__What you will do__: Type the records out again in full, exactly.

__Recorded data__:
--------------------

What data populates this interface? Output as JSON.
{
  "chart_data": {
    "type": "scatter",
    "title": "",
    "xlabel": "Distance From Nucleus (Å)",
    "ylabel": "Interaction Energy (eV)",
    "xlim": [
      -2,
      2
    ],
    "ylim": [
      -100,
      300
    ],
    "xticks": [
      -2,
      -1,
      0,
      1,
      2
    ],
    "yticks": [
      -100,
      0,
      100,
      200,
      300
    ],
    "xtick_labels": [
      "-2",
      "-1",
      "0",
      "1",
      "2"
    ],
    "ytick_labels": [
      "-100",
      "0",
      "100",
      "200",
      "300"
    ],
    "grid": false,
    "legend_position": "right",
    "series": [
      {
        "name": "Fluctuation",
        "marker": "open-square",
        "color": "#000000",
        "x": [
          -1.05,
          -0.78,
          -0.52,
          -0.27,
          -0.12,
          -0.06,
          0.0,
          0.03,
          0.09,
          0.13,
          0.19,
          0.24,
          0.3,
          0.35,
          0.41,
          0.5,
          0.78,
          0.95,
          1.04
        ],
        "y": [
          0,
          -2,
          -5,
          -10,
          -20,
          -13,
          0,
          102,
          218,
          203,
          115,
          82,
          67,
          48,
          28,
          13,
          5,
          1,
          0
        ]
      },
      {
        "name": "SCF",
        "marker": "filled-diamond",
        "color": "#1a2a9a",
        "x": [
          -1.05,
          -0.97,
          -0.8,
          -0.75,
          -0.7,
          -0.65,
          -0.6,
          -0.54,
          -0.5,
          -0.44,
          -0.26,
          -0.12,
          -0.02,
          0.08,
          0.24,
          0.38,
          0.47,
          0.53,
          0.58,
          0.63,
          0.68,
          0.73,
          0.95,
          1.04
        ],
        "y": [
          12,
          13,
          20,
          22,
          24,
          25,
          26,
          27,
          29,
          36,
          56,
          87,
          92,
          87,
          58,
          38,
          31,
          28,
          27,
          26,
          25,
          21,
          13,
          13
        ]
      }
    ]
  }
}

--------------------

__Task answer__:
What data populates this interface? Output as JSON.
{
  "chart_data": {
    "type": "scatter",
    "title": "",
    "xlabel": "Distance From Nucleus (Å)",
    "ylabel": "Interaction Energy (eV)",
    "xlim": [
      -2,
      2
    ],
    "ylim": [
      -100,
      300
    ],
    "xticks": [
      -2,
      -1,
      0,
      1,
      2
    ],
    "yticks": [
      -100,
      0,
      100,
      200,
      300
    ],
    "xtick_labels": [
      "-2",
      "-1",
      "0",
      "1",
      "2"
    ],
    "ytick_labels": [
      "-100",
      "0",
      "100",
      "200",
      "300"
    ],
    "grid": false,
    "legend_position": "right",
    "series": [
      {
        "name": "Fluctuation",
        "marker": "open-square",
        "color": "#000000",
        "x": [
          -1.05,
          -0.78,
          -0.52,
          -0.27,
          -0.12,
          -0.06,
          0.0,
          0.03,
          0.09,
          0.13,
          0.19,
          0.24,
          0.3,
          0.35,
          0.41,
          0.5,
          0.78,
          0.95,
          1.04
        ],
        "y": [
          0,
          -2,
          -5,
          -10,
          -20,
          -13,
          0,
          102,
          218,
          203,
          115,
          82,
          67,
          48,
          28,
          13,
          5,
          1,
          0
        ]
      },
      {
        "name": "SCF",
        "marker": "filled-diamond",
        "color": "#1a2a9a",
        "x": [
          -1.05,
          -0.97,
          -0.8,
          -0.75,
          -0.7,
          -0.65,
          -0.6,
          -0.54,
          -0.5,
          -0.44,
          -0.26,
          -0.12,
          -0.02,
          0.08,
          0.24,
          0.38,
          0.47,
          0.53,
          0.58,
          0.63,
          0.68,
          0.73,
          0.95,
          1.04
        ],
        "y": [
          12,
          13,
          20,
          22,
          24,
          25,
          26,
          27,
          29,
          36,
          56,
          87,
          92,
          87,
          58,
          38,
          31,
          28,
          27,
          26,
          25,
          21,
          13,
          13
        ]
      }
    ]
  }
}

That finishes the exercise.